◆ What you will do ◆
The entries below should be transcribed in their entirety, exactly as written.

◆ Records for processing ◆
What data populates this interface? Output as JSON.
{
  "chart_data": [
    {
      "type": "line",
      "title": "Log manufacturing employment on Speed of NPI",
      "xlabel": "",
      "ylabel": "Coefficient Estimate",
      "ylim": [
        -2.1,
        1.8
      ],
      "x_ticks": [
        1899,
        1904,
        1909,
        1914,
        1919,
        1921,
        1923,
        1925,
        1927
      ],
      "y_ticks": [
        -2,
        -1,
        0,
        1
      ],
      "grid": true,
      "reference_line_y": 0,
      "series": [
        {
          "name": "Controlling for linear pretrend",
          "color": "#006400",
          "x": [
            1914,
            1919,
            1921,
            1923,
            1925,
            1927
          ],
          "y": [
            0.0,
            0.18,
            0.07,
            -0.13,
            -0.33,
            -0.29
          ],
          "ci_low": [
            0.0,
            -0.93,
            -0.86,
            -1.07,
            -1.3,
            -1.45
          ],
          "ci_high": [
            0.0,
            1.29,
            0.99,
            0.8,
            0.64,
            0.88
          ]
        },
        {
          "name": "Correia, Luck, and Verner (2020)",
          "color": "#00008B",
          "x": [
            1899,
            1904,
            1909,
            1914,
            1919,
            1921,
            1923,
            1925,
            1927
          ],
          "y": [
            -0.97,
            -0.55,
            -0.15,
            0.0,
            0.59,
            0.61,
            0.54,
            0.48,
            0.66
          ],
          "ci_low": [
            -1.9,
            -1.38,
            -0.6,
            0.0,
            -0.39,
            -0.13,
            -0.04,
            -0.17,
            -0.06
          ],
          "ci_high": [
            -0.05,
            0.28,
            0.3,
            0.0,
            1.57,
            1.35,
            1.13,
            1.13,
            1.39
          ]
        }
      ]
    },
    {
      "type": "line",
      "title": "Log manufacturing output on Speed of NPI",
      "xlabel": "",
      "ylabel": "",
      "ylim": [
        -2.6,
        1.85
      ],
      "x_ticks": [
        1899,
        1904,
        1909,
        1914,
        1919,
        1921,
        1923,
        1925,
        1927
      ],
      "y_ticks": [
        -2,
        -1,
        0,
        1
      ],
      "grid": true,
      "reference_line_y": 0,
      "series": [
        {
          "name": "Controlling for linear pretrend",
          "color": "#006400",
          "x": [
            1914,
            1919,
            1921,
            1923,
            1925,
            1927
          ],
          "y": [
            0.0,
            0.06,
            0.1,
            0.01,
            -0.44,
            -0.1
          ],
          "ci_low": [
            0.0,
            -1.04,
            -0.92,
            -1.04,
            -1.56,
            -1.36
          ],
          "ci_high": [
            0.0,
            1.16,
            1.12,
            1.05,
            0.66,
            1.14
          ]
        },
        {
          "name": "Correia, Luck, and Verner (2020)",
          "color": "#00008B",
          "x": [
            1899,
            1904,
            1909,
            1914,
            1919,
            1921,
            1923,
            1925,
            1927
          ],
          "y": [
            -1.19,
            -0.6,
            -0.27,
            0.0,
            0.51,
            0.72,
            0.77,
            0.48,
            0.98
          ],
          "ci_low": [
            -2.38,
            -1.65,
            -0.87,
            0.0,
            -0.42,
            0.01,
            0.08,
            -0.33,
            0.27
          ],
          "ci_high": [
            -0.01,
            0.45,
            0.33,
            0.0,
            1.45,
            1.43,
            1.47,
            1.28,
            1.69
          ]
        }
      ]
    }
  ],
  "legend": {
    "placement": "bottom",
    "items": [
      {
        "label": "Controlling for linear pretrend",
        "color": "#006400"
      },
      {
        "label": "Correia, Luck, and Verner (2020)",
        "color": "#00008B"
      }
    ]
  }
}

◆ Exercise response ◆
What data populates this interface? Output as JSON.
{
  "chart_data": [
    {
      "type": "line",
      "title": "Log manufacturing employment on Speed of NPI",
      "xlabel": "",
      "ylabel": "Coefficient Estimate",
      "ylim": [
        -2.1,
        1.8
      ],
      "x_ticks": [
        1899,
        1904,
        1909,
        1914,
        1919,
        1921,
        1923,
        1925,
        1927
      ],
      "y_ticks": [
        -2,
        -1,
        0,
        1
      ],
      "grid": true,
      "reference_line_y": 0,
      "series": [
        {
          "name": "Controlling for linear pretrend",
          "color": "#006400",
          "x": [
            1914,
            1919,
            1921,
            1923,
            1925,
            1927
          ],
          "y": [
            0.0,
            0.18,
            0.07,
            -0.13,
            -0.33,
            -0.29
          ],
          "ci_low": [
            0.0,
            -0.93,
            -0.86,
            -1.07,
            -1.3,
            -1.45
          ],
          "ci_high": [
            0.0,
            1.29,
            0.99,
            0.8,
            0.64,
            0.88
          ]
        },
        {
          "name": "Correia, Luck, and Verner (2020)",
          "color": "#00008B",
          "x": [
            1899,
            1904,
            1909,
            1914,
            1919,
            1921,
            1923,
            1925,
            1927
          ],
          "y": [
            -0.97,
            -0.55,
            -0.15,
            0.0,
            0.59,
            0.61,
            0.54,
            0.48,
            0.66
          ],
          "ci_low": [
            -1.9,
            -1.38,
            -0.6,
            0.0,
            -0.39,
            -0.13,
            -0.04,
            -0.17,
            -0.06
          ],
          "ci_high": [
            -0.05,
            0.28,
            0.3,
            0.0,
            1.57,
            1.35,
            1.13,
            1.13,
            1.39
          ]
        }
      ]
    },
    {
      "type": "line",
      "title": "Log manufacturing output on Speed of NPI",
      "xlabel": "",
      "ylabel": "",
      "ylim": [
        -2.6,
        1.85
      ],
      "x_ticks": [
        1899,
        1904,
        1909,
        1914,
        1919,
        1921,
        1923,
        1925,
        1927
      ],
      "y_ticks": [
        -2,
        -1,
        0,
        1
      ],
      "grid": true,
      "reference_line_y": 0,
      "series": [
        {
          "name": "Controlling for linear pretrend",
          "color": "#006400",
          "x": [
            1914,
            1919,
            1921,
            1923,
            1925,
            1927
          ],
          "y": [
            0.0,
            0.06,
            0.1,
            0.01,
            -0.44,
            -0.1
          ],
          "ci_low": [
            0.0,
            -1.04,
            -0.92,
            -1.04,
            -1.56,
            -1.36
          ],
          "ci_high": [
            0.0,
            1.16,
            1.12,
            1.05,
            0.66,
            1.14
          ]
        },
        {
          "name": "Correia, Luck, and Verner (2020)",
          "color": "#00008B",
          "x": [
            1899,
            1904,
            1909,
            1914,
            1919,
            1921,
            1923,
            1925,
            1927
          ],
          "y": [
            -1.19,
            -0.6,
            -0.27,
            0.0,
            0.51,
            0.72,
            0.77,
            0.48,
            0.98
          ],
          "ci_low": [
            -2.38,
            -1.65,
            -0.87,
            0.0,
            -0.42,
            0.01,
            0.08,
            -0.33,
            0.27
          ],
          "ci_high": [
            -0.01,
            0.45,
            0.33,
            0.0,
            1.45,
            1.43,
            1.47,
            1.28,
            1.69
          ]
        }
      ]
    }
  ],
  "legend": {
    "placement": "bottom",
    "items": [
      {
        "label": "Controlling for linear pretrend",
        "color": "#006400"
      },
      {
        "label": "Correia, Luck, and Verner (2020)",
        "color": "#00008B"
      }
    ]
  }
}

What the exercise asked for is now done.